(Saved data entries)
##############################
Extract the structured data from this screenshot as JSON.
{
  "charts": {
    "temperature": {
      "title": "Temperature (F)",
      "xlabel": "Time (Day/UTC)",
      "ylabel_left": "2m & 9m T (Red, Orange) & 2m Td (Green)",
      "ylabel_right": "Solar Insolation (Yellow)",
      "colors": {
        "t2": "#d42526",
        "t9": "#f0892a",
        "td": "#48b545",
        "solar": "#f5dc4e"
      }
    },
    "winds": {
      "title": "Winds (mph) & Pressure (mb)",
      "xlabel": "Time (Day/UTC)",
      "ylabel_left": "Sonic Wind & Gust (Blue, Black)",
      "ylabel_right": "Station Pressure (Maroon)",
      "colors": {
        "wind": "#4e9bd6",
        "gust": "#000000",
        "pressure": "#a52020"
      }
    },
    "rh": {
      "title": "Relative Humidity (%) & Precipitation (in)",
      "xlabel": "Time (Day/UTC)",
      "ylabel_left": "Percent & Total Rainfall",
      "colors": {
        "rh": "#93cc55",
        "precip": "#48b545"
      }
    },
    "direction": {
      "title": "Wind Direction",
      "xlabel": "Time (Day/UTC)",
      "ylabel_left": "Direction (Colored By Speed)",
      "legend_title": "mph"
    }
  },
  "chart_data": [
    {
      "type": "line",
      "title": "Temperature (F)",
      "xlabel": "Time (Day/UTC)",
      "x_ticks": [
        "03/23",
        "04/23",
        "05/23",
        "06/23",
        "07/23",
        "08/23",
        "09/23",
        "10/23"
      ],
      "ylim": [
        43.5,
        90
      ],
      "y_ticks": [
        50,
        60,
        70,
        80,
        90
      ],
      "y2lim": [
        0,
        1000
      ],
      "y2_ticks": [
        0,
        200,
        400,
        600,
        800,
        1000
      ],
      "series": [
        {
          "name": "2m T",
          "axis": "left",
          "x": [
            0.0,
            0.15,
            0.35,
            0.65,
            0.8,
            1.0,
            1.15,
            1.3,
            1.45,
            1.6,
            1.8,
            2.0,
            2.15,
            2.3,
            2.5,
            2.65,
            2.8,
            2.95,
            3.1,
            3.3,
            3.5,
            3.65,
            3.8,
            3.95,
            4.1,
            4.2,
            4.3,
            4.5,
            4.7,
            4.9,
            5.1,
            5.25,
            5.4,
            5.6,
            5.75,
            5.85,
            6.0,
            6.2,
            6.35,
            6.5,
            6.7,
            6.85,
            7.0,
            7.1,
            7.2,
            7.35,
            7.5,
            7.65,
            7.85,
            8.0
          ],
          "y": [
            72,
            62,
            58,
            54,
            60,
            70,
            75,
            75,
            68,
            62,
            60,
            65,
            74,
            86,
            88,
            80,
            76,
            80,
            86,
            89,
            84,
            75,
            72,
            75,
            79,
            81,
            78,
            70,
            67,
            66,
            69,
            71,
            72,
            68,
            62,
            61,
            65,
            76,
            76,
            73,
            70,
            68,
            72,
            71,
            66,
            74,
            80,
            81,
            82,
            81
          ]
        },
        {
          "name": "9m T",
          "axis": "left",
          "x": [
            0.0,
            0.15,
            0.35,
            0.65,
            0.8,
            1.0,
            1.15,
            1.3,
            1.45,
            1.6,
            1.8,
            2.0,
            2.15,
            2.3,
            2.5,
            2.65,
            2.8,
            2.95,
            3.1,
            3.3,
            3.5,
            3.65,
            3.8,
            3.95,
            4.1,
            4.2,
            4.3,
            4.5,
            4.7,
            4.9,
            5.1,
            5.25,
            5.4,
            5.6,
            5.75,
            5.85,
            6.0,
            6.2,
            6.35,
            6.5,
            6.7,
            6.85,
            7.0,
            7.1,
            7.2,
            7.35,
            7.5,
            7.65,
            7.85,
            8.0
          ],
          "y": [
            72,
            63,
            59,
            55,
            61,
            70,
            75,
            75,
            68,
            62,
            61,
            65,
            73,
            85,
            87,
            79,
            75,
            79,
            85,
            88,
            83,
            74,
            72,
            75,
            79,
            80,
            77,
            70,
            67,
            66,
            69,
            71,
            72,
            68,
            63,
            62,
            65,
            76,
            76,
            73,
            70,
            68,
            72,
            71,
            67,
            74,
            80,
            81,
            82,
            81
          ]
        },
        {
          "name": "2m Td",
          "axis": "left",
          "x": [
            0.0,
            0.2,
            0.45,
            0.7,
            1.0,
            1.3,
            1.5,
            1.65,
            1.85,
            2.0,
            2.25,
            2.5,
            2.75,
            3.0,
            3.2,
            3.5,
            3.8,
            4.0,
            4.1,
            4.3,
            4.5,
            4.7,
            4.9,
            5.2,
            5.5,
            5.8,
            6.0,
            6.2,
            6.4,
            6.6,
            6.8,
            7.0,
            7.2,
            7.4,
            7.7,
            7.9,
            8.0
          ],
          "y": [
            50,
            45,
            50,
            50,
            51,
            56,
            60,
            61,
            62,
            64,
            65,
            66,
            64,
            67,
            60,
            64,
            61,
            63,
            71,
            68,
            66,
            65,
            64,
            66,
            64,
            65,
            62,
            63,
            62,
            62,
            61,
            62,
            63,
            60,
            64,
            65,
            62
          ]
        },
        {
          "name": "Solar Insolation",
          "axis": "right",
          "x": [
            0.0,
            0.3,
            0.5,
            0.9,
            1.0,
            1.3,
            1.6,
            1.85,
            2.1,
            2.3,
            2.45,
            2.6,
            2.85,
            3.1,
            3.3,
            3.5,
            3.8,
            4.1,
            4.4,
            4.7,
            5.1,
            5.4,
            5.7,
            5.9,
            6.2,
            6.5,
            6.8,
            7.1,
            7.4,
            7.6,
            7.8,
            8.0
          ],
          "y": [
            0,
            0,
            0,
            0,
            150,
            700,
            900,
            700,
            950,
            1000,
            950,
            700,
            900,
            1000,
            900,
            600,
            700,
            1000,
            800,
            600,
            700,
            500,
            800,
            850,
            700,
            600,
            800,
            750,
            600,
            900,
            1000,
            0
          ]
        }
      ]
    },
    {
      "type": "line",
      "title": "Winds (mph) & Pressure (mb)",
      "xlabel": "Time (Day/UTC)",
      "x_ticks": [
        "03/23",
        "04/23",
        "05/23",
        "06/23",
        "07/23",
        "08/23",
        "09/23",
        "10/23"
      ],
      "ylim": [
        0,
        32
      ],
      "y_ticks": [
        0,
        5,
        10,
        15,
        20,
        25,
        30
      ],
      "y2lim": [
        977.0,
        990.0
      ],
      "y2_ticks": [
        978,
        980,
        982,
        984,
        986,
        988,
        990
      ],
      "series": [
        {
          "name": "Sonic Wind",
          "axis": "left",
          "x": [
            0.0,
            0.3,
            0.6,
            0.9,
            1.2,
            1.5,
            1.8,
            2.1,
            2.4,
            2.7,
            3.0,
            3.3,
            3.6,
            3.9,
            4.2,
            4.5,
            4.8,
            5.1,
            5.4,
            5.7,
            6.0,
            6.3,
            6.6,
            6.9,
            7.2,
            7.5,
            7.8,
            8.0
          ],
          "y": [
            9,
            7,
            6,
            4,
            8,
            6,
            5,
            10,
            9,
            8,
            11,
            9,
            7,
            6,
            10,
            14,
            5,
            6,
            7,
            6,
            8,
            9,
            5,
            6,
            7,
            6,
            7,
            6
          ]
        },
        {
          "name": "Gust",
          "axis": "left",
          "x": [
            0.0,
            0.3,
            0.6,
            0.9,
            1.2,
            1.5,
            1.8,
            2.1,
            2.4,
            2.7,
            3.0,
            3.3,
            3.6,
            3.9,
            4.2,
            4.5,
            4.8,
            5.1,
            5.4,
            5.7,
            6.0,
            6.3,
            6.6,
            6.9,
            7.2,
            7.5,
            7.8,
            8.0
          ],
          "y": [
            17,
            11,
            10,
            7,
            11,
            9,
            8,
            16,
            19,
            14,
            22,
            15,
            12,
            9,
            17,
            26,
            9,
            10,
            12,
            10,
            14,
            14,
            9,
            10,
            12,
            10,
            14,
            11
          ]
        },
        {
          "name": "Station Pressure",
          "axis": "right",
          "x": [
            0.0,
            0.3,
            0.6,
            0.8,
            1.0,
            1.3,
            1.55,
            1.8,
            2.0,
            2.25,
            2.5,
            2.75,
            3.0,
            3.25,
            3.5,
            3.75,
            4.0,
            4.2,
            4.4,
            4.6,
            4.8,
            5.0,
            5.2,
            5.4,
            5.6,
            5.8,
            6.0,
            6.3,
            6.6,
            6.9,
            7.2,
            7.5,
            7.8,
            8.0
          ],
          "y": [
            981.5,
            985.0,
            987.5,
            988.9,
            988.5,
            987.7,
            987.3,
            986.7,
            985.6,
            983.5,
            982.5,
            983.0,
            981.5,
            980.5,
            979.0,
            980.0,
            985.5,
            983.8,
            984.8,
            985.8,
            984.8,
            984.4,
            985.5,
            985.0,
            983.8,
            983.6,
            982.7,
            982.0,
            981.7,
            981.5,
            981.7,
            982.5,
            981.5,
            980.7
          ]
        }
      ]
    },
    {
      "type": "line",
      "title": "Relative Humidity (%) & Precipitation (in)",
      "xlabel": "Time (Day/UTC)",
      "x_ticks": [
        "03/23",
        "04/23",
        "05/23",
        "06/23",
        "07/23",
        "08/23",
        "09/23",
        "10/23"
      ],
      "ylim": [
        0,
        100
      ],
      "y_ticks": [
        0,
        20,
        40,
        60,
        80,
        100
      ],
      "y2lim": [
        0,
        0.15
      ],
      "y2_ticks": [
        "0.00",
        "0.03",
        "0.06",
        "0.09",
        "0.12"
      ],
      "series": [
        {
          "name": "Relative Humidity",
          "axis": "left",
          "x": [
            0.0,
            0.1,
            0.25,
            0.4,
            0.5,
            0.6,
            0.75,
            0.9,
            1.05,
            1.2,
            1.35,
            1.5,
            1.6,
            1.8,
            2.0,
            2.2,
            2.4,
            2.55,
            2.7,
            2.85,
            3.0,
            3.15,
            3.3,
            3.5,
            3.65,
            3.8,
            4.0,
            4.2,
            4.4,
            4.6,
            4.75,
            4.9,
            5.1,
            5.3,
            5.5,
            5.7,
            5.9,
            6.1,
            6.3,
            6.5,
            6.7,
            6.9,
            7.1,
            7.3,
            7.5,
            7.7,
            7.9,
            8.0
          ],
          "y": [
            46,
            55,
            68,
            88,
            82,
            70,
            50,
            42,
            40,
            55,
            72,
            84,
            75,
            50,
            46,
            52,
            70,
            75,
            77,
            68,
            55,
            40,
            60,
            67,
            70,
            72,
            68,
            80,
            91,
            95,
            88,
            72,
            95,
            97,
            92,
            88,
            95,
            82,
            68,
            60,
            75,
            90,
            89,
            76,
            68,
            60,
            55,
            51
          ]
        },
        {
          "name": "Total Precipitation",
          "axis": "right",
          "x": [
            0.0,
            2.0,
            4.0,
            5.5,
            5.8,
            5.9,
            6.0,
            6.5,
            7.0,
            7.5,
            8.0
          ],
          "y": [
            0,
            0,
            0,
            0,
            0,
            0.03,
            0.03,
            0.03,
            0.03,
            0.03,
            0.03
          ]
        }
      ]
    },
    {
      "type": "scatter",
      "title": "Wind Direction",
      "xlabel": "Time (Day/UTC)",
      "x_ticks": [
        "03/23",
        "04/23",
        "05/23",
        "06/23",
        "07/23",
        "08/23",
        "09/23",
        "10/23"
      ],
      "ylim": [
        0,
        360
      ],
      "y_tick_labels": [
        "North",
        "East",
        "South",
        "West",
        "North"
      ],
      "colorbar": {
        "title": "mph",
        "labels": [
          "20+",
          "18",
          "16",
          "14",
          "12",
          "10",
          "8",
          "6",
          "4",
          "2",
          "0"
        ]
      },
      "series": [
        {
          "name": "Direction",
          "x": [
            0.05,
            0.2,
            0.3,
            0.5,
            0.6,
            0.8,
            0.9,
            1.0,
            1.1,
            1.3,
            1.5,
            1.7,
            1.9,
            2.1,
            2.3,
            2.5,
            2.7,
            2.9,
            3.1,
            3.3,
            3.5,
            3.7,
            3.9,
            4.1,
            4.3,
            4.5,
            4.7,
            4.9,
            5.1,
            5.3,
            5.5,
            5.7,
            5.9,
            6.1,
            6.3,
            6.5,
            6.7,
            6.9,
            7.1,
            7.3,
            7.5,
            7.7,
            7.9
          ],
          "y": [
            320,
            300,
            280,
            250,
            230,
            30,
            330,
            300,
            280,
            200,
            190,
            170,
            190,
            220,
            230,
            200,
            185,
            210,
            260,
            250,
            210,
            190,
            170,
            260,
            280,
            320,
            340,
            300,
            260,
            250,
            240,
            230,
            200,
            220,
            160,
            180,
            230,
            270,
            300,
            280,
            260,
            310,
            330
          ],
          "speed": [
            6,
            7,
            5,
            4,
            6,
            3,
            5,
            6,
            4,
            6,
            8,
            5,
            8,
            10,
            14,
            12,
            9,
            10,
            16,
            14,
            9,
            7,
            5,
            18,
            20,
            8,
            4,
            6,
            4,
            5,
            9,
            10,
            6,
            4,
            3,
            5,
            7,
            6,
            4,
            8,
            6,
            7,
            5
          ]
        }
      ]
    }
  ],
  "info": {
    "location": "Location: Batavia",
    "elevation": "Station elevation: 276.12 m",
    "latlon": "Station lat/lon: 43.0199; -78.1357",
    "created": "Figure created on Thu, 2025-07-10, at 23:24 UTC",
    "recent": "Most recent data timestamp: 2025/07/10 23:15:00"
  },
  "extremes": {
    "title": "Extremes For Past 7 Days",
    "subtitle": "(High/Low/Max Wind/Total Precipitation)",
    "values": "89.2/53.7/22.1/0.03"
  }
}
##############################
▶ **PROBLEM REQUIREMENTS**: In the records above, find each line with the word "Insolation" and copy it.

▶ **FINAL RESULT**:
      "ylabel_right": "Solar Insolation (Yellow)",
          "name": "Solar Insolation",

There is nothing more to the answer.